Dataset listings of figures
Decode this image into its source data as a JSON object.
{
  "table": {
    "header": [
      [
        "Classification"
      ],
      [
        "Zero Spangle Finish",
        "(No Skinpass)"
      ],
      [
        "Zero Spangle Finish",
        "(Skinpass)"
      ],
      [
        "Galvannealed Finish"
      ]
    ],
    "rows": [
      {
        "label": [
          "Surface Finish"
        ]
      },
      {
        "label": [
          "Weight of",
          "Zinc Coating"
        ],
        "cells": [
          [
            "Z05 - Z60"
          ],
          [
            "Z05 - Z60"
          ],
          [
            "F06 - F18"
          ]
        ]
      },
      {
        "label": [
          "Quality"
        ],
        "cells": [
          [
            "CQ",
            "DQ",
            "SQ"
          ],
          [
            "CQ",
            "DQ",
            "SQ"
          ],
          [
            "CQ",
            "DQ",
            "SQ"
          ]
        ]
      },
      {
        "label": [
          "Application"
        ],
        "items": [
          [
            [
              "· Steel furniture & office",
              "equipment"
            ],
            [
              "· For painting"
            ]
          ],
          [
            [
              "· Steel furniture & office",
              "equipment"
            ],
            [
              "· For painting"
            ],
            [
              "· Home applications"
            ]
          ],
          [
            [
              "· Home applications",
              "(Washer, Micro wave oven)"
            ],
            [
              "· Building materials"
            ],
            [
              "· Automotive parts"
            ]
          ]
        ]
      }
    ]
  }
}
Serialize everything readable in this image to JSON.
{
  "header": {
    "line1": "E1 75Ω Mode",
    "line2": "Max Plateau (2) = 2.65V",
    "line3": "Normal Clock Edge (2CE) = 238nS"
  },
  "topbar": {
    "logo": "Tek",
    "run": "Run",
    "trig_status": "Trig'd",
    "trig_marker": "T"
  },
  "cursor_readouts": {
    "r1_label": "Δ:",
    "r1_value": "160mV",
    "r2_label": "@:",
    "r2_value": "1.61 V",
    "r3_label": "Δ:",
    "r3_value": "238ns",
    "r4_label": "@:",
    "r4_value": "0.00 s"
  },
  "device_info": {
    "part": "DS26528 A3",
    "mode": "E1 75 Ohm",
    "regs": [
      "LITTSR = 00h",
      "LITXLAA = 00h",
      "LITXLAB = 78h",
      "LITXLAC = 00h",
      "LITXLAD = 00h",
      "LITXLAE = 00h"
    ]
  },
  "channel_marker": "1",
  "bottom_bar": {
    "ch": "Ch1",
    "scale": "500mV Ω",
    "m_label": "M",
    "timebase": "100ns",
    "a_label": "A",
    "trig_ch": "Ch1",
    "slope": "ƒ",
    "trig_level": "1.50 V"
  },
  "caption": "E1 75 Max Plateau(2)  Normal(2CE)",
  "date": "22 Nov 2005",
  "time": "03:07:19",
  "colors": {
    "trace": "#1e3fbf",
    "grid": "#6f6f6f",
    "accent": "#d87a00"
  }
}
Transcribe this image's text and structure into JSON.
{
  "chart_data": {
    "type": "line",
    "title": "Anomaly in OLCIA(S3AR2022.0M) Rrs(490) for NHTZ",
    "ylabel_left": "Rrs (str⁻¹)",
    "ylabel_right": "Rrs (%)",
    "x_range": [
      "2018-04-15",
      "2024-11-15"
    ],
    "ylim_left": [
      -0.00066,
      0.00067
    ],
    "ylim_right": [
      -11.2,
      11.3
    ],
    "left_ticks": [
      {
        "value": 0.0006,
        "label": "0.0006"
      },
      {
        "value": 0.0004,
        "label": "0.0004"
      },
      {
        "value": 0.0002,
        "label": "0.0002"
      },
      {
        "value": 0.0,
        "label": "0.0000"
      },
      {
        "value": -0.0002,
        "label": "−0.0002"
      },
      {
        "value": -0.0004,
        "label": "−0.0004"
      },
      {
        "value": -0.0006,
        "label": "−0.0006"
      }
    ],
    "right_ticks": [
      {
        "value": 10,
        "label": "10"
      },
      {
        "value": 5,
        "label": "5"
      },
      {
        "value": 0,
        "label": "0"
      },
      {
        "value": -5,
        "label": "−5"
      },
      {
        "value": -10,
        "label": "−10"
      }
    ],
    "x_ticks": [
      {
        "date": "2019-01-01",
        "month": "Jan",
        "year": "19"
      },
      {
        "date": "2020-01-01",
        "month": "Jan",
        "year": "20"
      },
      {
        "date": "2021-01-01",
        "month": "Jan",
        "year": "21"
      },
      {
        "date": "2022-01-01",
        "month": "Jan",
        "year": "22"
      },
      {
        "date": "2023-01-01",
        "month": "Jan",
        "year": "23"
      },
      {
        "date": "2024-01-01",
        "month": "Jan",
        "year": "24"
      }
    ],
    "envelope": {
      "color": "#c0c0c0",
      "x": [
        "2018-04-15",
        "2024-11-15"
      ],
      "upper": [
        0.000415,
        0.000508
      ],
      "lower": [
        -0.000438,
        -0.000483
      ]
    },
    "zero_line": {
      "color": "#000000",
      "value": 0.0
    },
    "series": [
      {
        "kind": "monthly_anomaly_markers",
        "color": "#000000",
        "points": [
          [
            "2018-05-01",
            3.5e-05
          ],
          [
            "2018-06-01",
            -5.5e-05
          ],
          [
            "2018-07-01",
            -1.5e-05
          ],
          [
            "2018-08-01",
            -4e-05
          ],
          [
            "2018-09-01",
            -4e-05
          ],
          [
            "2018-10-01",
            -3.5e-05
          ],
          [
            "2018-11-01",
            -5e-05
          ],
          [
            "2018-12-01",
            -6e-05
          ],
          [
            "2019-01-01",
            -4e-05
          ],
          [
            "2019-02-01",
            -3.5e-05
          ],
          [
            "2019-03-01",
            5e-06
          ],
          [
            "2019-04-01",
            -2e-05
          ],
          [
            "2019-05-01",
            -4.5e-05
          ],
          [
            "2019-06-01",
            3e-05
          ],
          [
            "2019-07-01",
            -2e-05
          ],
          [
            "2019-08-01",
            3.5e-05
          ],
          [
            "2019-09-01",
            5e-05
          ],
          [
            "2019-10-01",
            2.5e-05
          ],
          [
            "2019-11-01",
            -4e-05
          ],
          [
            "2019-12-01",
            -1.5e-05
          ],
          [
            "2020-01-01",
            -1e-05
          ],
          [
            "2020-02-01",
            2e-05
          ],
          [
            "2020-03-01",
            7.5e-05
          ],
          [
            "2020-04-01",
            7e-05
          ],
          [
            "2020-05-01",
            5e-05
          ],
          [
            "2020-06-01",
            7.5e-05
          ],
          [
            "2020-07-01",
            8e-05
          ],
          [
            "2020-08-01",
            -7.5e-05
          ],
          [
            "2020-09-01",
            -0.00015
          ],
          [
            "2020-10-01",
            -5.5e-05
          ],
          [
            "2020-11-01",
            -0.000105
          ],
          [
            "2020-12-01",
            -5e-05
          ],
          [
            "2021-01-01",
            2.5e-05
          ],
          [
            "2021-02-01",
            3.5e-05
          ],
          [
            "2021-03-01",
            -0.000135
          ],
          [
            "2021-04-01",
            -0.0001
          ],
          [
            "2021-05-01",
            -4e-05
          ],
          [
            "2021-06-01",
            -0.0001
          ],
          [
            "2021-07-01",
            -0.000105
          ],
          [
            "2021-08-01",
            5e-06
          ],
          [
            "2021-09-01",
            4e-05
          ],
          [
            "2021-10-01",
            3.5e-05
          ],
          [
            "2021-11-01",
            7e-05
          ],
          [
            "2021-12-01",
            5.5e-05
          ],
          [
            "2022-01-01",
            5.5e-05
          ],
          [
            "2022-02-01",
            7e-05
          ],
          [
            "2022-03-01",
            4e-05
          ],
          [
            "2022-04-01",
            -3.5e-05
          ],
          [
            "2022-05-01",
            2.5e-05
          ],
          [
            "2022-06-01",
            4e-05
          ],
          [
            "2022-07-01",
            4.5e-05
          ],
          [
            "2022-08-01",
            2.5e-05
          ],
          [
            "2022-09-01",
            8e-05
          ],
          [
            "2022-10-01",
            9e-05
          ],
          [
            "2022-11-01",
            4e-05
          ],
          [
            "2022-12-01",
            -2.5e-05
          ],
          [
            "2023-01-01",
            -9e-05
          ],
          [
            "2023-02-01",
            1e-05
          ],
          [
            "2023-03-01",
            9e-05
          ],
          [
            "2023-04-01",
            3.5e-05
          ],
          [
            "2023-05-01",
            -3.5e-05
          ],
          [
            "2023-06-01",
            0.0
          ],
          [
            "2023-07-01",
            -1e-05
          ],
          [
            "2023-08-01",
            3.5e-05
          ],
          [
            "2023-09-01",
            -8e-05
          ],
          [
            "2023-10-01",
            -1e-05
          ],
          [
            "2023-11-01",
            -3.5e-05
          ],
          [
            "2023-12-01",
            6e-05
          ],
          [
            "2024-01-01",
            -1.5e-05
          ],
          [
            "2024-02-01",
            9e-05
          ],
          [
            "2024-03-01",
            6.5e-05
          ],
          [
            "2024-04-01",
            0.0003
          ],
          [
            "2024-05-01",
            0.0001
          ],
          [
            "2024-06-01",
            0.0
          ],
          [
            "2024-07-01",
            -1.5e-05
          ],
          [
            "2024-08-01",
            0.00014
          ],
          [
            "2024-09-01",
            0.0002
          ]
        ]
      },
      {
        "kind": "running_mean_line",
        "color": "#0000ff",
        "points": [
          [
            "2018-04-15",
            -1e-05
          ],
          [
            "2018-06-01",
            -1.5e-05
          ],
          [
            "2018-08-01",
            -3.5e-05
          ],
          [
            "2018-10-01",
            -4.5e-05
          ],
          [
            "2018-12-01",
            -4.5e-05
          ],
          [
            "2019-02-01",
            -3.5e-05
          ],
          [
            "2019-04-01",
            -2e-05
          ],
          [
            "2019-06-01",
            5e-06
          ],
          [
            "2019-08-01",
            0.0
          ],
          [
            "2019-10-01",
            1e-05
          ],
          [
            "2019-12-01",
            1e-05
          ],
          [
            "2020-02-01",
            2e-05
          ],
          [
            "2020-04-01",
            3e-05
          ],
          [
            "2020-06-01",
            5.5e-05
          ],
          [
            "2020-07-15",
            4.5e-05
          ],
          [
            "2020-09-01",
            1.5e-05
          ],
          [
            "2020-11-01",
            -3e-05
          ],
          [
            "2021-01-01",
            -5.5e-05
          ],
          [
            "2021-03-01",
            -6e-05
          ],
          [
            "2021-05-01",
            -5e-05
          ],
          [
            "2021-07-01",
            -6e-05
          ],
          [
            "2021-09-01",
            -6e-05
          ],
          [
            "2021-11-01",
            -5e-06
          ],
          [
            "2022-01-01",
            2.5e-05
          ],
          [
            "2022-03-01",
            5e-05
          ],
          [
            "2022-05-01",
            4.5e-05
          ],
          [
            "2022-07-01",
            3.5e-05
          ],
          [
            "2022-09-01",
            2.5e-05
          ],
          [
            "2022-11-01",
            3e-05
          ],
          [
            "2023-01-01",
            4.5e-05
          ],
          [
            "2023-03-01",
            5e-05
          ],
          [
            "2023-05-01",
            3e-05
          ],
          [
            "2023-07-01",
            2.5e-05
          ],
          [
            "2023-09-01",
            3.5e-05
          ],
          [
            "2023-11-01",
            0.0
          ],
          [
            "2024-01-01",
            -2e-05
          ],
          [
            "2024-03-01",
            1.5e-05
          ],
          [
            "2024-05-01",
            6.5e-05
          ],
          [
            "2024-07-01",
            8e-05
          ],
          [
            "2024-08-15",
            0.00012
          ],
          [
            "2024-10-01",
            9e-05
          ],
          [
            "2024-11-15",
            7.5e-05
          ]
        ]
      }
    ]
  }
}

*Work instructions:* Gather every line containing the word "applications" and copy it.

*Full solution:*
              "· Home applications"
              "· Home applications",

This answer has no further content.